-- BEGIN SUPPLIED MATERIAL --

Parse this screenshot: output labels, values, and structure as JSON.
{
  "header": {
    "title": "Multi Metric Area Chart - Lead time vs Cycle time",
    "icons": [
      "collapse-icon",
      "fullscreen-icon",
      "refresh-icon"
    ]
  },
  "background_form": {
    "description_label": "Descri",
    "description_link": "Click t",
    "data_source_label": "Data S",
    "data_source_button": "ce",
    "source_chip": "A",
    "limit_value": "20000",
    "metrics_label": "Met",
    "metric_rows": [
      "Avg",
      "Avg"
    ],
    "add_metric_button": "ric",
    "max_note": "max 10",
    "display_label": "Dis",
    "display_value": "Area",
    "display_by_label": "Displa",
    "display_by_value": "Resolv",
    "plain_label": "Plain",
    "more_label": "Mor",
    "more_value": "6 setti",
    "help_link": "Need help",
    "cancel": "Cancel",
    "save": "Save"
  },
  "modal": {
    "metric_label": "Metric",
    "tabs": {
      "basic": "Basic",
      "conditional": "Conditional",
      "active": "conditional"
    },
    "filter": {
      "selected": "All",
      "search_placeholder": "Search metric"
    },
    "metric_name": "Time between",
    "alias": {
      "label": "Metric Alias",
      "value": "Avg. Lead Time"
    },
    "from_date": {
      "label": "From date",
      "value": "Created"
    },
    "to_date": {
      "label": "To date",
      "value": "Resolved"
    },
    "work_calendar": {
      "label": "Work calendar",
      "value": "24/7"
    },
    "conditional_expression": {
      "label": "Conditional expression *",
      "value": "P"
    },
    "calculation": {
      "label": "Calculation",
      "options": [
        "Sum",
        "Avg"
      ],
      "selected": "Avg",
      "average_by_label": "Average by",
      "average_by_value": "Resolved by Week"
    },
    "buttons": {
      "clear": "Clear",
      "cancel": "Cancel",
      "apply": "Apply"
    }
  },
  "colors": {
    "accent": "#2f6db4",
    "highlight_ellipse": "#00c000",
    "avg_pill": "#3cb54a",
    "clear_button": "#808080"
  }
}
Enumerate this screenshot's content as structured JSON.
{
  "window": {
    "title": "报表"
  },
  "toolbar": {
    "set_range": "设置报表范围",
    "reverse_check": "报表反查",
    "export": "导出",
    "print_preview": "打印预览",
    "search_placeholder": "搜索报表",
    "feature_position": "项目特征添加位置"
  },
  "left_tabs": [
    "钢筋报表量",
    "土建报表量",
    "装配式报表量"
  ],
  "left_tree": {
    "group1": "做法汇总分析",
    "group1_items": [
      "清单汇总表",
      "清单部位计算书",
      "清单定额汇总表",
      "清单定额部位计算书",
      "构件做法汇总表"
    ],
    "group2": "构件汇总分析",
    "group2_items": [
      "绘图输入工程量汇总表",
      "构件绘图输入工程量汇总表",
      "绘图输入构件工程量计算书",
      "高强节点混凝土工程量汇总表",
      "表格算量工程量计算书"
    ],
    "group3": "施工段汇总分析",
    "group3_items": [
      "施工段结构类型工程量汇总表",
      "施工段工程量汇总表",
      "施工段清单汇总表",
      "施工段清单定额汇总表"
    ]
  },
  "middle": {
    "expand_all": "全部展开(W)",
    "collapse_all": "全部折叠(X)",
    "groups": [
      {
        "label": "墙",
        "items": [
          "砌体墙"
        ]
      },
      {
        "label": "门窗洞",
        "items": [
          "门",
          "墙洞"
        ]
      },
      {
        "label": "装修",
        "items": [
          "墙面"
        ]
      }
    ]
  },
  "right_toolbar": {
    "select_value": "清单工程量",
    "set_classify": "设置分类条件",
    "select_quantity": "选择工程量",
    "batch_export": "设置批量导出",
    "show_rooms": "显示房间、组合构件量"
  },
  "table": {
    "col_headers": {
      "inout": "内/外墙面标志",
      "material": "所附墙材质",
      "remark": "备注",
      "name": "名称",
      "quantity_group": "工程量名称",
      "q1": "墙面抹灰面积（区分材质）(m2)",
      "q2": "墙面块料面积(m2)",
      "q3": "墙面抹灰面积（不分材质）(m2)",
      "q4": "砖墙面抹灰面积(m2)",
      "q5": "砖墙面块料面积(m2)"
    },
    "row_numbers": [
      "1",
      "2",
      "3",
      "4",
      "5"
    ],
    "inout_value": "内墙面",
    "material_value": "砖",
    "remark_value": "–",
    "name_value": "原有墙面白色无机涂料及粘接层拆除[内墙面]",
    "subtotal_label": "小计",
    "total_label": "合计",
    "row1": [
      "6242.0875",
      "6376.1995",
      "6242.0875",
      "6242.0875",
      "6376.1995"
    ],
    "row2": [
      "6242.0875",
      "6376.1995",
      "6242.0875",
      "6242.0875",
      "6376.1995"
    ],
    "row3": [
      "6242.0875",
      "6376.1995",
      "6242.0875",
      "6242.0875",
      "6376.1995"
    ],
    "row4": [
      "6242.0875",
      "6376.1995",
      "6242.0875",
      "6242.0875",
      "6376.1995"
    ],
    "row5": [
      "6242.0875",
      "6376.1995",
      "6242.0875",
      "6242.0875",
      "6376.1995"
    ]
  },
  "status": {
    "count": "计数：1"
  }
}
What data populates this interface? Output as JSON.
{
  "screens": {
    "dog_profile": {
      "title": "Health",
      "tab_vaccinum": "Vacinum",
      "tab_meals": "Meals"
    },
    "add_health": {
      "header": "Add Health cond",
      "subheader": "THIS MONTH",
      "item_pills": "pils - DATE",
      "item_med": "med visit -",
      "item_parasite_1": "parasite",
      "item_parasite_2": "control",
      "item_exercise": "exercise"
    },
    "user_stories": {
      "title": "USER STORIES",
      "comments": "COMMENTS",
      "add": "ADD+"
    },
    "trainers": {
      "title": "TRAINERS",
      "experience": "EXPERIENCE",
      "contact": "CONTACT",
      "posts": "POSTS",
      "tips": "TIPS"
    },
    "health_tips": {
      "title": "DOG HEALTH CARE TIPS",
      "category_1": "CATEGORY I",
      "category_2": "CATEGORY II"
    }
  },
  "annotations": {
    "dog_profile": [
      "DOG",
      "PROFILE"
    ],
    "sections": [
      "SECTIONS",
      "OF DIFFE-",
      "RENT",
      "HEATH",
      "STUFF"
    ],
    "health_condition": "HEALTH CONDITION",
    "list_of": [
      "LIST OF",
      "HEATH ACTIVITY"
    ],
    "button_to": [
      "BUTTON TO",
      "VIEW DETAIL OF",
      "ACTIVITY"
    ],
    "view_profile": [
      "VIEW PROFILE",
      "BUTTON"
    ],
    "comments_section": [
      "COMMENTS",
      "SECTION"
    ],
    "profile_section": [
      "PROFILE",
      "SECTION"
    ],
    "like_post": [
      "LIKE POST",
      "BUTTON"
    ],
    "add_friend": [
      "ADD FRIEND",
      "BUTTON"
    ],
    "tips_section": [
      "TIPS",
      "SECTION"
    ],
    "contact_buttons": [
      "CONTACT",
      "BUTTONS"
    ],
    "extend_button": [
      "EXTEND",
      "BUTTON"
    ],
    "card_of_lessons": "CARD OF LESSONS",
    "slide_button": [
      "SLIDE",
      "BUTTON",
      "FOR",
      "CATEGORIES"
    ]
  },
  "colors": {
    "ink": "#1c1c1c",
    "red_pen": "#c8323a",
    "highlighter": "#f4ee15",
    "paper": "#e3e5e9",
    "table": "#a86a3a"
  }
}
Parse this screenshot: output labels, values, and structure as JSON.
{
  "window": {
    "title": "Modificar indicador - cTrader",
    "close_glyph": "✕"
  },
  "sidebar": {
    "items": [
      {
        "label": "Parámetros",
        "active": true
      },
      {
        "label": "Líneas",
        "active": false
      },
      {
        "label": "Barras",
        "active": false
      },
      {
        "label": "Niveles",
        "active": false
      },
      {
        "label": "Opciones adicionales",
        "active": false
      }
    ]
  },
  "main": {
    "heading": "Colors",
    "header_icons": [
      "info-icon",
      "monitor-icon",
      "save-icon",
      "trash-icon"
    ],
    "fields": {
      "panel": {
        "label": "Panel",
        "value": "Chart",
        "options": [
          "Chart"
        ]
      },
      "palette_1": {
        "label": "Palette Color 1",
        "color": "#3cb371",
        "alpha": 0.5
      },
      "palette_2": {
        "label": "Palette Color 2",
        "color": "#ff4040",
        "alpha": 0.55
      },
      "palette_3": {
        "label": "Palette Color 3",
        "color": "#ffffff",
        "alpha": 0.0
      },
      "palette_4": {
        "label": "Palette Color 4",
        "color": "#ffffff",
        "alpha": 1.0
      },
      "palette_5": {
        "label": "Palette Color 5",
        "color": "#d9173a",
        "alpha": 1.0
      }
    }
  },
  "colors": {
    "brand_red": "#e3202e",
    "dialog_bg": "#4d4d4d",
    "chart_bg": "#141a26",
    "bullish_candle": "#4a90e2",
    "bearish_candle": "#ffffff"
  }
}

-- END SUPPLIED MATERIAL --

OBJECTIVE:
Using the material above, report each line where "Area" occurs.

TASK SOLUTION:
    "title": "Multi Metric Area Chart - Lead time vs Cycle time",
    "display_value": "Area",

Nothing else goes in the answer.